Material for this task:
****************************************
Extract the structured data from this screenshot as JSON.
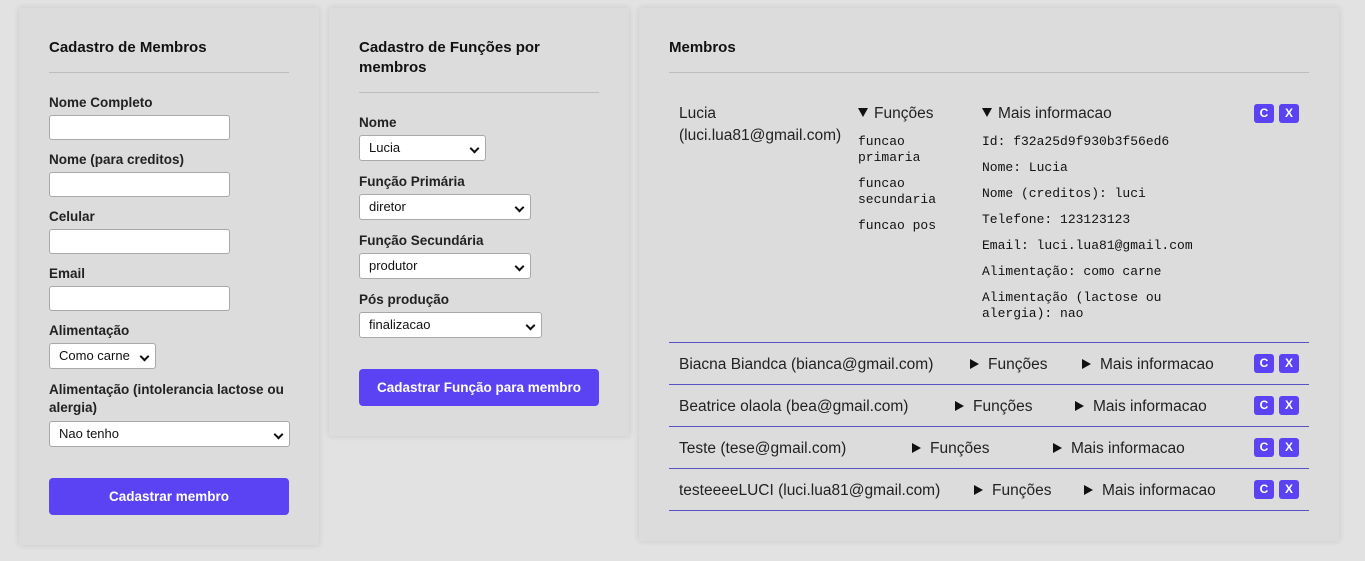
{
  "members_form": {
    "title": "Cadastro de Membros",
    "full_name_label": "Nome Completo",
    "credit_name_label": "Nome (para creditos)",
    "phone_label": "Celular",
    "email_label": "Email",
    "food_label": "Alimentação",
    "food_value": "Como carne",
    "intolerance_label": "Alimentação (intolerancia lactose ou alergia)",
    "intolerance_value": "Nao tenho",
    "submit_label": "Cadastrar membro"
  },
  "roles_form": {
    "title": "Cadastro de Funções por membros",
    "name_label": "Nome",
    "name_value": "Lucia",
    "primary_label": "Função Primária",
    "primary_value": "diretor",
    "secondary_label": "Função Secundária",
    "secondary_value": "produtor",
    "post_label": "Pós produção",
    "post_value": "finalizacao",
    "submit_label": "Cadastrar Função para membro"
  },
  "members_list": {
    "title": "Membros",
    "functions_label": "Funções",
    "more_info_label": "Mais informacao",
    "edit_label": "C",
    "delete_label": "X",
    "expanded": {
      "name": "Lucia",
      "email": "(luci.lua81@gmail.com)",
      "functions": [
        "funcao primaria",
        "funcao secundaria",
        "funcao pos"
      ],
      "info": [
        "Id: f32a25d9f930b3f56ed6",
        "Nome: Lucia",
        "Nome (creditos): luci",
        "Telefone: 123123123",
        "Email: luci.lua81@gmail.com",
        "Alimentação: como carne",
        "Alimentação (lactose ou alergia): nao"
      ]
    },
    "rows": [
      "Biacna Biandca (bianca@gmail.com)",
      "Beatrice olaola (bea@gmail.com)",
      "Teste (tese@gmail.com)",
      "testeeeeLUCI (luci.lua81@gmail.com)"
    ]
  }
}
****************************************
Exercise prompt: Copy out all the data without changing anything, and drop the pictures.

Solution to the exercise:
Extract the structured data from this screenshot as JSON.
{
  "members_form": {
    "title": "Cadastro de Membros",
    "full_name_label": "Nome Completo",
    "credit_name_label": "Nome (para creditos)",
    "phone_label": "Celular",
    "email_label": "Email",
    "food_label": "Alimentação",
    "food_value": "Como carne",
    "intolerance_label": "Alimentação (intolerancia lactose ou alergia)",
    "intolerance_value": "Nao tenho",
    "submit_label": "Cadastrar membro"
  },
  "roles_form": {
    "title": "Cadastro de Funções por membros",
    "name_label": "Nome",
    "name_value": "Lucia",
    "primary_label": "Função Primária",
    "primary_value": "diretor",
    "secondary_label": "Função Secundária",
    "secondary_value": "produtor",
    "post_label": "Pós produção",
    "post_value": "finalizacao",
    "submit_label": "Cadastrar Função para membro"
  },
  "members_list": {
    "title": "Membros",
    "functions_label": "Funções",
    "more_info_label": "Mais informacao",
    "edit_label": "C",
    "delete_label": "X",
    "expanded": {
      "name": "Lucia",
      "email": "(luci.lua81@gmail.com)",
      "functions": [
        "funcao primaria",
        "funcao secundaria",
        "funcao pos"
      ],
      "info": [
        "Id: f32a25d9f930b3f56ed6",
        "Nome: Lucia",
        "Nome (creditos): luci",
        "Telefone: 123123123",
        "Email: luci.lua81@gmail.com",
        "Alimentação: como carne",
        "Alimentação (lactose ou alergia): nao"
      ]
    },
    "rows": [
      "Biacna Biandca (bianca@gmail.com)",
      "Beatrice olaola (bea@gmail.com)",
      "Teste (tese@gmail.com)",
      "testeeeeLUCI (luci.lua81@gmail.com)"
    ]
  }
}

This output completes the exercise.